Consigne
Recopiez intégralement, sans rien changer, le texte ci-dessous sur la vie chrétienne comparée à un voyage et à une guerre.

Qu'est-ce donc que nous voyons aujourd'hui et que nous ne voyions pas auparavant? Nos progrès notre sainteté? Non. Ce que nous voyons mieux, c'est d'une part notre péché, et d'autre part la parfaite suffisance de notre Sauveur.

Oui, notre péché nous apparaît toujours plus hideux, et nos péchés toujours plus nombreux, parce que nous en discernons sans cesse que nous n'appelions pas péchés avant d'y voir plus clair. Oui, de nouveaux horizons se découvrent sans cesse à nous, nous apercevons de nouveaux devoirs à remplir, un idéal plus élevé à atteindre, et nous savons que ce qui nous semble aujourd'hui être l'idéal dé la vie chrétienne nous en paraîtra bien éloigné quand nous y serons arrivés. Il en sera de même jusqu'à la fin : étrangers et voyageurs ici-bas, pèlerins toujours en marche vers la patrie céleste, ! nos pieds ne se reposeront, nos coeurs ne seront pleinement satisfaits, que le jour où les portes d'or s'ouvriront devant nous.

Cette vie que l'Écriture compare à un voyage, elle la compare aussi à une guerre, - et comme le voyage, la guerre durera jusqu'à notre dernière heure. Mais nous avons dans cette guerre un allié qui n'a jamais été vaincu et qui ne le sera jamais, ce qui change singulièrement pour nous les conditions de la lutte: vainqueurs par lui, nous participerons avec lui aux fruits de la victoire. Jésus-Christ nous dit : « Prenez courage, j'ai vaincu le monde. » Enrôlés dans son armée, le grand point, le seul dont nous ayons à nous préoccuper, c'est de le suivre dans le chemin de l'obéissance partout où il nous appellera à marcher, ce qui ne signifie pas, assurément, nous asseoir les bras croisés sur le bord de la route.

Entrées
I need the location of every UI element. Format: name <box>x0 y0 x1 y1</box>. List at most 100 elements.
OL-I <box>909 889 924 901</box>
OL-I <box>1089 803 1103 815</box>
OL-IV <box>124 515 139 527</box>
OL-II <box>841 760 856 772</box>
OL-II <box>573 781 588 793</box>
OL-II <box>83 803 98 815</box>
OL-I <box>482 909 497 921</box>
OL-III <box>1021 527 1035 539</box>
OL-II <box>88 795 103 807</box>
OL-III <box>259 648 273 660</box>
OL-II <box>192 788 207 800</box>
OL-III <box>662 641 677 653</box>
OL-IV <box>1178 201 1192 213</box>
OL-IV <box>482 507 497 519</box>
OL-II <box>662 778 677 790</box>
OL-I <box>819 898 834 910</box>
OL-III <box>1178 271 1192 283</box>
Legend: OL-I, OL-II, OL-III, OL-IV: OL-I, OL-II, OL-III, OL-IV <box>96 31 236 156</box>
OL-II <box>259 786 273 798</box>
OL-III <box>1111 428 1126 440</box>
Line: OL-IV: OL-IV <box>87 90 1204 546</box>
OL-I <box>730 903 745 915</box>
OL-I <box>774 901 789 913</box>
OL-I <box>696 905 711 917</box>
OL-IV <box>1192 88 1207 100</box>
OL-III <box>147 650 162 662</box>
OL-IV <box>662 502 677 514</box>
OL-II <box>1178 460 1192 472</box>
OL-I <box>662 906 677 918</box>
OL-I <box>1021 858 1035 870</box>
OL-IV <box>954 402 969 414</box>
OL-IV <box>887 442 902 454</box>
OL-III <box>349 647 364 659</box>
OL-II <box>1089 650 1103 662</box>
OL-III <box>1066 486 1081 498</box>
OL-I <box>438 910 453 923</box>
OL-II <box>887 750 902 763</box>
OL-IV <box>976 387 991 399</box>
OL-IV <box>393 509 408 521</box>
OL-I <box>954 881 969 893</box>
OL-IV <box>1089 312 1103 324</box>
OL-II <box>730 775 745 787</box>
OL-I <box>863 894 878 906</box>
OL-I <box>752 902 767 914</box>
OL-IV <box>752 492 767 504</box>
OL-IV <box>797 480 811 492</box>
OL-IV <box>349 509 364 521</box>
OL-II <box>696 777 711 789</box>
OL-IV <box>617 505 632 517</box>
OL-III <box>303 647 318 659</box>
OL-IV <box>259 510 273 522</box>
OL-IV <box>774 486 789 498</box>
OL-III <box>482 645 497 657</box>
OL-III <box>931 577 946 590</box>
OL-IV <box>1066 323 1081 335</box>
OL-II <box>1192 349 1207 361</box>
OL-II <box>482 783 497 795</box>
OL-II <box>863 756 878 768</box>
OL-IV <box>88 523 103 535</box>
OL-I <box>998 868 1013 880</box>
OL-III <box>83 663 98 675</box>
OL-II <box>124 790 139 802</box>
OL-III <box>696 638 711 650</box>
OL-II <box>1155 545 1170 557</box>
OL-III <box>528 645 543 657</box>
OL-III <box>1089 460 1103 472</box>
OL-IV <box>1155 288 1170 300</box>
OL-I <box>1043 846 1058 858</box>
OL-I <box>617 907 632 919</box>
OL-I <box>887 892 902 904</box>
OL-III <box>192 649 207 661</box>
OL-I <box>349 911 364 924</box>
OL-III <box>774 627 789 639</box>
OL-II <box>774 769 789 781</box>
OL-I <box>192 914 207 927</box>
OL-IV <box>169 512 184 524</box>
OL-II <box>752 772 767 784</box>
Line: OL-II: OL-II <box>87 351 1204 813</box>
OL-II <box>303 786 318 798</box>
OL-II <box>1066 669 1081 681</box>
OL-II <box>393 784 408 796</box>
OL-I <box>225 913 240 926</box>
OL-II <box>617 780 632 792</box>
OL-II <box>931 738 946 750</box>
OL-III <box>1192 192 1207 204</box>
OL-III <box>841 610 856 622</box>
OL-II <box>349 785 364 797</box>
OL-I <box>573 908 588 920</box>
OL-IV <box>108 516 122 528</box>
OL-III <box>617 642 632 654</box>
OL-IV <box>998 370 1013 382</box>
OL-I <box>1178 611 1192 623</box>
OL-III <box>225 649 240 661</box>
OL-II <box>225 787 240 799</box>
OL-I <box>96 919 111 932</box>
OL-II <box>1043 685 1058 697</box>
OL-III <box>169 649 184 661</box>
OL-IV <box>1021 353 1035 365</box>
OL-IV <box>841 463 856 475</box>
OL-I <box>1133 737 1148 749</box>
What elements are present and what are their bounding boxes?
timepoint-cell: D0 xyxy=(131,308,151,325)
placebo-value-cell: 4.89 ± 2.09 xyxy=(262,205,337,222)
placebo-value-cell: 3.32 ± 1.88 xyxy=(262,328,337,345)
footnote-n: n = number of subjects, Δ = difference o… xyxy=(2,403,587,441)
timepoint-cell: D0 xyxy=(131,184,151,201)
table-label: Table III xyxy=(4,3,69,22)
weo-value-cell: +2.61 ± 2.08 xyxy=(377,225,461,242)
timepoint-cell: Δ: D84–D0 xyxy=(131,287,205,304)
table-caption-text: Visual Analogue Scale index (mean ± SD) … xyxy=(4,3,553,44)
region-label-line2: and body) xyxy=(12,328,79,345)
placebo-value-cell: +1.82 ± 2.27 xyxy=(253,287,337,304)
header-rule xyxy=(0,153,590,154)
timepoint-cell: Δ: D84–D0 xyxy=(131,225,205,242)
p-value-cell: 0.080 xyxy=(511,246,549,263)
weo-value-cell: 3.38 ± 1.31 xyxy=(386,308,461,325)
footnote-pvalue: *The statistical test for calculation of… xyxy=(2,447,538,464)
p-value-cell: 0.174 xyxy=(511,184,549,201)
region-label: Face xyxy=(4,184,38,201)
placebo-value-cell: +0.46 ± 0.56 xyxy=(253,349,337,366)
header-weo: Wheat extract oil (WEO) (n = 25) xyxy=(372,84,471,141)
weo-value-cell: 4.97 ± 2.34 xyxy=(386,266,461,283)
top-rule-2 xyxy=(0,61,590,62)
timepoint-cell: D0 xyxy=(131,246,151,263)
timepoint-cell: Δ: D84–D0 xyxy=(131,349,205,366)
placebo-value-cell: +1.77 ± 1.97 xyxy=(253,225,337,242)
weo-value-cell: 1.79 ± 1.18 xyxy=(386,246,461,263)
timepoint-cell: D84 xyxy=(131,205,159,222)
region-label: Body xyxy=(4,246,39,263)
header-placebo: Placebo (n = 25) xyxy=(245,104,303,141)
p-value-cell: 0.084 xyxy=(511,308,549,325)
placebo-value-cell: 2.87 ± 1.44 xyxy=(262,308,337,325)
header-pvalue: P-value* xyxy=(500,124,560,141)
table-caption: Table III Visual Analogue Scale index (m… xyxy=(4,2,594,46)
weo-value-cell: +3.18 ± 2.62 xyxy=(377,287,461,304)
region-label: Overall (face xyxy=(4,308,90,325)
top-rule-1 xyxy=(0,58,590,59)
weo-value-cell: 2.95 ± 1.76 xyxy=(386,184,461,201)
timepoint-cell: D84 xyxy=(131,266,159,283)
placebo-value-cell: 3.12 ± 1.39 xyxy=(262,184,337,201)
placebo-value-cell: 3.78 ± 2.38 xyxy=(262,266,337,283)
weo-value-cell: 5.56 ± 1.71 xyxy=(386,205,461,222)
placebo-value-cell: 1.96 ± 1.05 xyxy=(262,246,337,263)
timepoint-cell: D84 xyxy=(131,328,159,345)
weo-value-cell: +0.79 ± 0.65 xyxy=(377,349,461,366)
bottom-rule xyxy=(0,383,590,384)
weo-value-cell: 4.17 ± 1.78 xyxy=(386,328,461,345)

Réponse rédigée
Qu'est-ce donc que nous voyons aujourd'hui et que nous ne voyions pas auparavant? Nos progrès notre sainteté? Non. Ce que nous voyons mieux, c'est d'une part notre péché, et d'autre part la parfaite suffisance de notre Sauveur.

Oui, notre péché nous apparaît toujours plus hideux, et nos péchés toujours plus nombreux, parce que nous en discernons sans cesse que nous n'appelions pas péchés avant d'y voir plus clair. Oui, de nouveaux horizons se découvrent sans cesse à nous, nous apercevons de nouveaux devoirs à remplir, un idéal plus élevé à atteindre, et nous savons que ce qui nous semble aujourd'hui être l'idéal dé la vie chrétienne nous en paraîtra bien éloigné quand nous y serons arrivés. Il en sera de même jusqu'à la fin : étrangers et voyageurs ici-bas, pèlerins toujours en marche vers la patrie céleste, ! nos pieds ne se reposeront, nos coeurs ne seront pleinement satisfaits, que le jour où les portes d'or s'ouvriront devant nous.

Cette vie que l'Écriture compare à un voyage, elle la compare aussi à une guerre, - et comme le voyage, la guerre durera jusqu'à notre dernière heure. Mais nous avons dans cette guerre un allié qui n'a jamais été vaincu et qui ne le sera jamais, ce qui change singulièrement pour nous les conditions de la lutte: vainqueurs par lui, nous participerons avec lui aux fruits de la victoire. Jésus-Christ nous dit : « Prenez courage, j'ai vaincu le monde. » Enrôlés dans son armée, le grand point, le seul dont nous ayons à nous préoccuper, c'est de le suivre dans le chemin de l'obéissance partout où il nous appellera à marcher, ce qui ne signifie pas, assurément, nous asseoir les bras croisés sur le bord de la route.